(Records from a data collection)
begin

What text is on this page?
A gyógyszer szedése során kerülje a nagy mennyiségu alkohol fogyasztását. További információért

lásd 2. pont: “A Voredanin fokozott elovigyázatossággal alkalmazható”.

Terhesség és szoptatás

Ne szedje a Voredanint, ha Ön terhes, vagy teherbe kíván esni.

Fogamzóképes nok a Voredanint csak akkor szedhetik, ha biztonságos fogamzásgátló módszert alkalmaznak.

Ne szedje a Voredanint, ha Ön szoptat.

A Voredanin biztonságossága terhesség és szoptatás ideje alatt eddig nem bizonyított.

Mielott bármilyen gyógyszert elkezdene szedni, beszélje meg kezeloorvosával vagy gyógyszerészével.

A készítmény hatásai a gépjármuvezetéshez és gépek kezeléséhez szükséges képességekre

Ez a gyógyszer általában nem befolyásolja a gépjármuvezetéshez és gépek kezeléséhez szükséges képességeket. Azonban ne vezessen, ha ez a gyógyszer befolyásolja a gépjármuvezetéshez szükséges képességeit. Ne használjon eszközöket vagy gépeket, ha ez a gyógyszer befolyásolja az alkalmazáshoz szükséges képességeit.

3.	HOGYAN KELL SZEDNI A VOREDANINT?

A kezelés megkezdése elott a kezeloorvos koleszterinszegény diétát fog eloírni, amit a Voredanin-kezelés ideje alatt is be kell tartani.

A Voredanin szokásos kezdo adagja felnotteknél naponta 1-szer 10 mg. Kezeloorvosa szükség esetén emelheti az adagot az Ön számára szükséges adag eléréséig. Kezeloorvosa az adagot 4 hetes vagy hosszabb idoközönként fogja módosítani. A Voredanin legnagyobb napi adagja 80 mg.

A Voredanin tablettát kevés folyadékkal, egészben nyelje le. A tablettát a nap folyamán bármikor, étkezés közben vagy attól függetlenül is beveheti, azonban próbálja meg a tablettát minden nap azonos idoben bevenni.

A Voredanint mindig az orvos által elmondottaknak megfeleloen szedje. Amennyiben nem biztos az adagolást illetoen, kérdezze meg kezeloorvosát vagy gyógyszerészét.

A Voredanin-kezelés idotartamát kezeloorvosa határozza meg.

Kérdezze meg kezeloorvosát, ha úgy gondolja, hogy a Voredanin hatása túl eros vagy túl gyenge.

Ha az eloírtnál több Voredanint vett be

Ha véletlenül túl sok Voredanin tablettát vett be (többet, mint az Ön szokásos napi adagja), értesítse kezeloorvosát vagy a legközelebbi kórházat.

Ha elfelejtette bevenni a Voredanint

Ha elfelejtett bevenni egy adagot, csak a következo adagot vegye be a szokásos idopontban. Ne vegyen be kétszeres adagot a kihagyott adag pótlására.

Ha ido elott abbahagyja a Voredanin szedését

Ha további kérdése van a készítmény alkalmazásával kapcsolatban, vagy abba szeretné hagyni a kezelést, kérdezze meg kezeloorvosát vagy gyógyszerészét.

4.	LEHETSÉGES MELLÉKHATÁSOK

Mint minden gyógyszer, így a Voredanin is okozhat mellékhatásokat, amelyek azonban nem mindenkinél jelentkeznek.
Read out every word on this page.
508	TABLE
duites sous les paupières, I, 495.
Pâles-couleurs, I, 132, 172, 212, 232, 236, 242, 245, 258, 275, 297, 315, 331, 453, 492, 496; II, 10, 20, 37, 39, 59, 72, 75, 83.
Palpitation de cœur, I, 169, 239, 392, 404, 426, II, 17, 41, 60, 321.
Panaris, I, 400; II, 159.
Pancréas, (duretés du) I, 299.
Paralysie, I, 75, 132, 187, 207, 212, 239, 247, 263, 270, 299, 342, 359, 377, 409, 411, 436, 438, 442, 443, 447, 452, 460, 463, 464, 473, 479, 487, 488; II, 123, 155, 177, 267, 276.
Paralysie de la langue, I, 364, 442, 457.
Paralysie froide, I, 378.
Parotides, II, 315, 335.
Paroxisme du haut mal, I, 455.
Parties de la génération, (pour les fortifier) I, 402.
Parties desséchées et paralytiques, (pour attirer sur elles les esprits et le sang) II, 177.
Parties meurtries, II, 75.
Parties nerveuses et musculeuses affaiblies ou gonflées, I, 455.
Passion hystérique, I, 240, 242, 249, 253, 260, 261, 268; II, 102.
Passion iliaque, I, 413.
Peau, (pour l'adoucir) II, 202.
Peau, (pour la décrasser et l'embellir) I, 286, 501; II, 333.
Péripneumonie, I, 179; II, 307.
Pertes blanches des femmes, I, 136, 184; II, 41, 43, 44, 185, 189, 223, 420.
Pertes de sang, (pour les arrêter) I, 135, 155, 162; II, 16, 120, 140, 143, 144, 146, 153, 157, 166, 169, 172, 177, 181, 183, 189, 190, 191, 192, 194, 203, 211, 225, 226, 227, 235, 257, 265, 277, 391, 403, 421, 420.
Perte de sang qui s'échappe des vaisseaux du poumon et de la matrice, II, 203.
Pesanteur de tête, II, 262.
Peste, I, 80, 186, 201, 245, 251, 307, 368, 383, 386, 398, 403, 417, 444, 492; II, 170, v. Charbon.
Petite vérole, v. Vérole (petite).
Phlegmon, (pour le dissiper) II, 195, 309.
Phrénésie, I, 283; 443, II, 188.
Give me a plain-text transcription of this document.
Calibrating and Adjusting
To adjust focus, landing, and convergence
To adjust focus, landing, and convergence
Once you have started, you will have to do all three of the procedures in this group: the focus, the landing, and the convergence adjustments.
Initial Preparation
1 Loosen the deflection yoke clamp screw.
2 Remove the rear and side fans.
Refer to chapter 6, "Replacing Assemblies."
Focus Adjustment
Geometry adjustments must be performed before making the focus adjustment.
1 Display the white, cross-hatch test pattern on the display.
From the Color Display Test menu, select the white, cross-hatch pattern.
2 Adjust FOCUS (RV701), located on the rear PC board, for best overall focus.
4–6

end

Stated exercise
Find the word "this" in the records and pull out each line that has it.

Solved problem
What text is on this page?
Read out every word on this page.
Give me a plain-text transcription of this document.
Once you have started, you will have to do all three of the procedures in this group: the focus, the landing, and the convergence adjustments.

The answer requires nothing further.